___ ROWS ___

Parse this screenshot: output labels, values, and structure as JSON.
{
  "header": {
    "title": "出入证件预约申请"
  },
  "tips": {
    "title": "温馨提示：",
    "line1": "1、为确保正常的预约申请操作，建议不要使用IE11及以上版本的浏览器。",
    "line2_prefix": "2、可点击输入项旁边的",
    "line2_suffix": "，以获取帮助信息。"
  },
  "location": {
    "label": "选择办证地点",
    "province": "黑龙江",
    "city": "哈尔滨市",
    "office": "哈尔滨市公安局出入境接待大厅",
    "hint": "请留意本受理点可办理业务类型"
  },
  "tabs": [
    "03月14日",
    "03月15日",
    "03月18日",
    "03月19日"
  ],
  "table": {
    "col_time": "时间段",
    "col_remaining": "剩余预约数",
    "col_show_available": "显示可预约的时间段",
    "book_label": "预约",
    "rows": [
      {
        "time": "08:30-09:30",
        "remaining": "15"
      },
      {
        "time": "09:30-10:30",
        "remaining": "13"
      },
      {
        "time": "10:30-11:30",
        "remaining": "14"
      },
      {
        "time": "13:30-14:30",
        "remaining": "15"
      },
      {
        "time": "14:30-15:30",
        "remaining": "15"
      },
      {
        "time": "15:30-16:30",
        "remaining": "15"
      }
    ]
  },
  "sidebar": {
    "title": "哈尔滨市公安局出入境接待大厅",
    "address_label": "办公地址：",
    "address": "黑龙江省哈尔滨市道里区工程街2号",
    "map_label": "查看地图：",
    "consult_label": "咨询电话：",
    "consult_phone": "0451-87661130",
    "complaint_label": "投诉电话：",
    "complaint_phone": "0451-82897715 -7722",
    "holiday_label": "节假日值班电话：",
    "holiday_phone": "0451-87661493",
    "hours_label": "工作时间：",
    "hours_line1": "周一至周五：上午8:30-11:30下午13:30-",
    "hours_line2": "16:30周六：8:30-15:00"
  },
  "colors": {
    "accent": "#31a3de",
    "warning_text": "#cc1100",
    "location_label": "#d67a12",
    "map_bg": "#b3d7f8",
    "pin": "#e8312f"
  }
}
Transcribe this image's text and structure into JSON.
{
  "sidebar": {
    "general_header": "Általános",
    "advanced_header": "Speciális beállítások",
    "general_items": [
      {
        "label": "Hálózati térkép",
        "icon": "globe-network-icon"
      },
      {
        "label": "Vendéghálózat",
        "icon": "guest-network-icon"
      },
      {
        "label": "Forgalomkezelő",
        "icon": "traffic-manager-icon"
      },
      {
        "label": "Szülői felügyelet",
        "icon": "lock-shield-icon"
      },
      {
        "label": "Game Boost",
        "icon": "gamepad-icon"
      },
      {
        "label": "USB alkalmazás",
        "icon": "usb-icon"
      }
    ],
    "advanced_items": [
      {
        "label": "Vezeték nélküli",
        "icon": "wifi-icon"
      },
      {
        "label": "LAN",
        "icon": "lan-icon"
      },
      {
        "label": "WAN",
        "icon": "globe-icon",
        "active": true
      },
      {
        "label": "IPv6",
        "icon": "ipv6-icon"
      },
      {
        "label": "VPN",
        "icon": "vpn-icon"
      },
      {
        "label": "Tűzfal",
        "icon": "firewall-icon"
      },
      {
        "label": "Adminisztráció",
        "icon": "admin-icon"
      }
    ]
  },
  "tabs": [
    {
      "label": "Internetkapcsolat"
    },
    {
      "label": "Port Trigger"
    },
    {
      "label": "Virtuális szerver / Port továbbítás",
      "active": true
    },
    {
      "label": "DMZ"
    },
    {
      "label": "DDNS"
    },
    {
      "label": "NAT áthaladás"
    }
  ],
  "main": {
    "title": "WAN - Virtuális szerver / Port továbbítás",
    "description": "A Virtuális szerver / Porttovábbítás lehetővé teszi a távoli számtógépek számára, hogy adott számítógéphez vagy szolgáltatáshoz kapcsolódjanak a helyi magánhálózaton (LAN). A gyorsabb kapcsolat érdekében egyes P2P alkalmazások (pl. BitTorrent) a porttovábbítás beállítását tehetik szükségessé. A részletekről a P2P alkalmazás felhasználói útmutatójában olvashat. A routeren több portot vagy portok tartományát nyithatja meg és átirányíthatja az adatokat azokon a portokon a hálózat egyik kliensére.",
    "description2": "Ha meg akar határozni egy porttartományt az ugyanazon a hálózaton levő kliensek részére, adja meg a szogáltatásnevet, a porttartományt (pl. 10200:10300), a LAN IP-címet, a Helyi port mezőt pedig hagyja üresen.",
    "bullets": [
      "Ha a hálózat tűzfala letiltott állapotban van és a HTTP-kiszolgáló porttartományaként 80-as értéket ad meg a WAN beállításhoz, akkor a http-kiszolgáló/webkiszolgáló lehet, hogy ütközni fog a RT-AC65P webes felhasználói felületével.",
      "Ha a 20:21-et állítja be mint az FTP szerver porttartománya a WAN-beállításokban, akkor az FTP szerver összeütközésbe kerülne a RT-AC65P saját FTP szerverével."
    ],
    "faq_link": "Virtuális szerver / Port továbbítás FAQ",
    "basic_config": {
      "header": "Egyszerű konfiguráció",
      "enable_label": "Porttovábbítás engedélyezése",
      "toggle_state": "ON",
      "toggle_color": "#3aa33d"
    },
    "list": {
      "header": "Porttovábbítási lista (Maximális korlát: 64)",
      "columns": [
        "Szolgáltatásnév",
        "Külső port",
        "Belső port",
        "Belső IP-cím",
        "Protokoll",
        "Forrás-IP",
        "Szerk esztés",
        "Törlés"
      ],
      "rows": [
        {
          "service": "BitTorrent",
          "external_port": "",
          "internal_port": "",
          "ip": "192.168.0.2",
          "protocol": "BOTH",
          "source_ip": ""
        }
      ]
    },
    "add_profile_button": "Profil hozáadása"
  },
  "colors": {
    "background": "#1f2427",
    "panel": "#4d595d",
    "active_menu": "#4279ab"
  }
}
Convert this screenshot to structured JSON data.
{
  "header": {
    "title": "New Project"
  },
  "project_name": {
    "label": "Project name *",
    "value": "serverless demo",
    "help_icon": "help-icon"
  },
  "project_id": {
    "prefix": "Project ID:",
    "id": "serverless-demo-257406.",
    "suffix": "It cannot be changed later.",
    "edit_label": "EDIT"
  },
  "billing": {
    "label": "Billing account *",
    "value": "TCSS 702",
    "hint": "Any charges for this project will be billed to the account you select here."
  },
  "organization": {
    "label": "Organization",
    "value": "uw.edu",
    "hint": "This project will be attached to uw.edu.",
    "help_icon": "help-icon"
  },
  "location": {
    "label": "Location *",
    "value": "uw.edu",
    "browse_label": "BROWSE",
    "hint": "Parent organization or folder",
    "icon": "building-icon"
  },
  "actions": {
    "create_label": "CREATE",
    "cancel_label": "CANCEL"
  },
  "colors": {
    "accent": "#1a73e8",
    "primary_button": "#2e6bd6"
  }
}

___

→ EXERCISE GOAL: Reproduce all of the material above word for word.

→ CORRECT RESULT:
Parse this screenshot: output labels, values, and structure as JSON.
{
  "header": {
    "title": "出入证件预约申请"
  },
  "tips": {
    "title": "温馨提示：",
    "line1": "1、为确保正常的预约申请操作，建议不要使用IE11及以上版本的浏览器。",
    "line2_prefix": "2、可点击输入项旁边的",
    "line2_suffix": "，以获取帮助信息。"
  },
  "location": {
    "label": "选择办证地点",
    "province": "黑龙江",
    "city": "哈尔滨市",
    "office": "哈尔滨市公安局出入境接待大厅",
    "hint": "请留意本受理点可办理业务类型"
  },
  "tabs": [
    "03月14日",
    "03月15日",
    "03月18日",
    "03月19日"
  ],
  "table": {
    "col_time": "时间段",
    "col_remaining": "剩余预约数",
    "col_show_available": "显示可预约的时间段",
    "book_label": "预约",
    "rows": [
      {
        "time": "08:30-09:30",
        "remaining": "15"
      },
      {
        "time": "09:30-10:30",
        "remaining": "13"
      },
      {
        "time": "10:30-11:30",
        "remaining": "14"
      },
      {
        "time": "13:30-14:30",
        "remaining": "15"
      },
      {
        "time": "14:30-15:30",
        "remaining": "15"
      },
      {
        "time": "15:30-16:30",
        "remaining": "15"
      }
    ]
  },
  "sidebar": {
    "title": "哈尔滨市公安局出入境接待大厅",
    "address_label": "办公地址：",
    "address": "黑龙江省哈尔滨市道里区工程街2号",
    "map_label": "查看地图：",
    "consult_label": "咨询电话：",
    "consult_phone": "0451-87661130",
    "complaint_label": "投诉电话：",
    "complaint_phone": "0451-82897715 -7722",
    "holiday_label": "节假日值班电话：",
    "holiday_phone": "0451-87661493",
    "hours_label": "工作时间：",
    "hours_line1": "周一至周五：上午8:30-11:30下午13:30-",
    "hours_line2": "16:30周六：8:30-15:00"
  },
  "colors": {
    "accent": "#31a3de",
    "warning_text": "#cc1100",
    "location_label": "#d67a12",
    "map_bg": "#b3d7f8",
    "pin": "#e8312f"
  }
}
Transcribe this image's text and structure into JSON.
{
  "sidebar": {
    "general_header": "Általános",
    "advanced_header": "Speciális beállítások",
    "general_items": [
      {
        "label": "Hálózati térkép",
        "icon": "globe-network-icon"
      },
      {
        "label": "Vendéghálózat",
        "icon": "guest-network-icon"
      },
      {
        "label": "Forgalomkezelő",
        "icon": "traffic-manager-icon"
      },
      {
        "label": "Szülői felügyelet",
        "icon": "lock-shield-icon"
      },
      {
        "label": "Game Boost",
        "icon": "gamepad-icon"
      },
      {
        "label": "USB alkalmazás",
        "icon": "usb-icon"
      }
    ],
    "advanced_items": [
      {
        "label": "Vezeték nélküli",
        "icon": "wifi-icon"
      },
      {
        "label": "LAN",
        "icon": "lan-icon"
      },
      {
        "label": "WAN",
        "icon": "globe-icon",
        "active": true
      },
      {
        "label": "IPv6",
        "icon": "ipv6-icon"
      },
      {
        "label": "VPN",
        "icon": "vpn-icon"
      },
      {
        "label": "Tűzfal",
        "icon": "firewall-icon"
      },
      {
        "label": "Adminisztráció",
        "icon": "admin-icon"
      }
    ]
  },
  "tabs": [
    {
      "label": "Internetkapcsolat"
    },
    {
      "label": "Port Trigger"
    },
    {
      "label": "Virtuális szerver / Port továbbítás",
      "active": true
    },
    {
      "label": "DMZ"
    },
    {
      "label": "DDNS"
    },
    {
      "label": "NAT áthaladás"
    }
  ],
  "main": {
    "title": "WAN - Virtuális szerver / Port továbbítás",
    "description": "A Virtuális szerver / Porttovábbítás lehetővé teszi a távoli számtógépek számára, hogy adott számítógéphez vagy szolgáltatáshoz kapcsolódjanak a helyi magánhálózaton (LAN). A gyorsabb kapcsolat érdekében egyes P2P alkalmazások (pl. BitTorrent) a porttovábbítás beállítását tehetik szükségessé. A részletekről a P2P alkalmazás felhasználói útmutatójában olvashat. A routeren több portot vagy portok tartományát nyithatja meg és átirányíthatja az adatokat azokon a portokon a hálózat egyik kliensére.",
    "description2": "Ha meg akar határozni egy porttartományt az ugyanazon a hálózaton levő kliensek részére, adja meg a szogáltatásnevet, a porttartományt (pl. 10200:10300), a LAN IP-címet, a Helyi port mezőt pedig hagyja üresen.",
    "bullets": [
      "Ha a hálózat tűzfala letiltott állapotban van és a HTTP-kiszolgáló porttartományaként 80-as értéket ad meg a WAN beállításhoz, akkor a http-kiszolgáló/webkiszolgáló lehet, hogy ütközni fog a RT-AC65P webes felhasználói felületével.",
      "Ha a 20:21-et állítja be mint az FTP szerver porttartománya a WAN-beállításokban, akkor az FTP szerver összeütközésbe kerülne a RT-AC65P saját FTP szerverével."
    ],
    "faq_link": "Virtuális szerver / Port továbbítás FAQ",
    "basic_config": {
      "header": "Egyszerű konfiguráció",
      "enable_label": "Porttovábbítás engedélyezése",
      "toggle_state": "ON",
      "toggle_color": "#3aa33d"
    },
    "list": {
      "header": "Porttovábbítási lista (Maximális korlát: 64)",
      "columns": [
        "Szolgáltatásnév",
        "Külső port",
        "Belső port",
        "Belső IP-cím",
        "Protokoll",
        "Forrás-IP",
        "Szerk esztés",
        "Törlés"
      ],
      "rows": [
        {
          "service": "BitTorrent",
          "external_port": "",
          "internal_port": "",
          "ip": "192.168.0.2",
          "protocol": "BOTH",
          "source_ip": ""
        }
      ]
    },
    "add_profile_button": "Profil hozáadása"
  },
  "colors": {
    "background": "#1f2427",
    "panel": "#4d595d",
    "active_menu": "#4279ab"
  }
}
Convert this screenshot to structured JSON data.
{
  "header": {
    "title": "New Project"
  },
  "project_name": {
    "label": "Project name *",
    "value": "serverless demo",
    "help_icon": "help-icon"
  },
  "project_id": {
    "prefix": "Project ID:",
    "id": "serverless-demo-257406.",
    "suffix": "It cannot be changed later.",
    "edit_label": "EDIT"
  },
  "billing": {
    "label": "Billing account *",
    "value": "TCSS 702",
    "hint": "Any charges for this project will be billed to the account you select here."
  },
  "organization": {
    "label": "Organization",
    "value": "uw.edu",
    "hint": "This project will be attached to uw.edu.",
    "help_icon": "help-icon"
  },
  "location": {
    "label": "Location *",
    "value": "uw.edu",
    "browse_label": "BROWSE",
    "hint": "Parent organization or folder",
    "icon": "building-icon"
  },
  "actions": {
    "create_label": "CREATE",
    "cancel_label": "CANCEL"
  },
  "colors": {
    "accent": "#1a73e8",
    "primary_button": "#2e6bd6"
  }
}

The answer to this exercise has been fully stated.